[Records from a data collection]

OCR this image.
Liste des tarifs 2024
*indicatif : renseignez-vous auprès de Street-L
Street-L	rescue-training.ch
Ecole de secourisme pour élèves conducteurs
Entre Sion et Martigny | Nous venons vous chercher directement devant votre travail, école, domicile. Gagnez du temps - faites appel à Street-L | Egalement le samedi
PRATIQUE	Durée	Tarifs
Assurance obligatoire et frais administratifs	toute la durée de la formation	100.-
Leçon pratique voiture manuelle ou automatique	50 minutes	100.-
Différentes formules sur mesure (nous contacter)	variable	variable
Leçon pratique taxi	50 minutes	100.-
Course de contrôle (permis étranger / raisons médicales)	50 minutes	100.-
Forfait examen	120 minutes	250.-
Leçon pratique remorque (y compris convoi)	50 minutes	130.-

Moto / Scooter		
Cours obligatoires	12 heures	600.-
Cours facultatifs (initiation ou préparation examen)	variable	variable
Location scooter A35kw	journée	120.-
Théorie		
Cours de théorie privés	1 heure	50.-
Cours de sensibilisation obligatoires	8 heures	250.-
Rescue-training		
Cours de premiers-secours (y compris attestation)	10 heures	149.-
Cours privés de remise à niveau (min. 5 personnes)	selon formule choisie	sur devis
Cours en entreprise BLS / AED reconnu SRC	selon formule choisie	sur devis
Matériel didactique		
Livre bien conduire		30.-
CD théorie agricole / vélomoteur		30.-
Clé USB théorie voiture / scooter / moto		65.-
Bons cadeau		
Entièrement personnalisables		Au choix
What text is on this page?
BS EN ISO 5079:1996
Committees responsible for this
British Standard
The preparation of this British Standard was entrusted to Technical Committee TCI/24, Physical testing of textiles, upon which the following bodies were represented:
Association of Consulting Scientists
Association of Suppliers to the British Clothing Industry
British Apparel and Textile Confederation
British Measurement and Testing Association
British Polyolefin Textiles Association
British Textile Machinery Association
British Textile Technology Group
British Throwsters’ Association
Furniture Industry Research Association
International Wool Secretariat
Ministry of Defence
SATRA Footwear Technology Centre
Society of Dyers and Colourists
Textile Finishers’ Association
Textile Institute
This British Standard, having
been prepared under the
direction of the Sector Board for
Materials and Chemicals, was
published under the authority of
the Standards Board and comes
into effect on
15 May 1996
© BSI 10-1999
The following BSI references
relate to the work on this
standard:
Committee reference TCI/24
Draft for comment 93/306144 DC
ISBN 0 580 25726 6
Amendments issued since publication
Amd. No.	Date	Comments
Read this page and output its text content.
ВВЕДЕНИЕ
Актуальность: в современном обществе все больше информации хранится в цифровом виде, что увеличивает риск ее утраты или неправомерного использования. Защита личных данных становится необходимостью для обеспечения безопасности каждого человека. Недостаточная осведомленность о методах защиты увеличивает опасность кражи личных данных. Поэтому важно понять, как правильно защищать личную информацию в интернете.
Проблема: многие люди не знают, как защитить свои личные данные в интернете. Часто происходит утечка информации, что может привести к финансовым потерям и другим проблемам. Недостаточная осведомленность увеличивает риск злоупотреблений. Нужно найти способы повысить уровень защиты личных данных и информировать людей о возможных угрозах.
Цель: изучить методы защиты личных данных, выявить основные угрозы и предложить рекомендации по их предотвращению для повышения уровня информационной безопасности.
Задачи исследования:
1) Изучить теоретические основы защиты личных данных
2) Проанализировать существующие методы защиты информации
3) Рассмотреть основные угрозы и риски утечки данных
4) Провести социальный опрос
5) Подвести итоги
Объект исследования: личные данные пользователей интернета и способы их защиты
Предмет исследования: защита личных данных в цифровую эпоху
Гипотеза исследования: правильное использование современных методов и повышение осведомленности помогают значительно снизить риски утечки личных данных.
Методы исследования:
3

## Set exercise:
In the material above, find the lines that contain "Недостаточная" and show them.

## Exercise solution:
Актуальность: в современном обществе все больше информации хранится в цифровом виде, что увеличивает риск ее утраты или неправомерного использования. Защита личных данных становится необходимостью для обеспечения безопасности каждого человека. Недостаточная осведомленность о методах защиты увеличивает опасность кражи личных данных. Поэтому важно понять, как правильно защищать личную информацию в интернете.
Проблема: многие люди не знают, как защитить свои личные данные в интернете. Часто происходит утечка информации, что может привести к финансовым потерям и другим проблемам. Недостаточная осведомленность увеличивает риск злоупотреблений. Нужно найти способы повысить уровень защиты личных данных и информировать людей о возможных угрозах.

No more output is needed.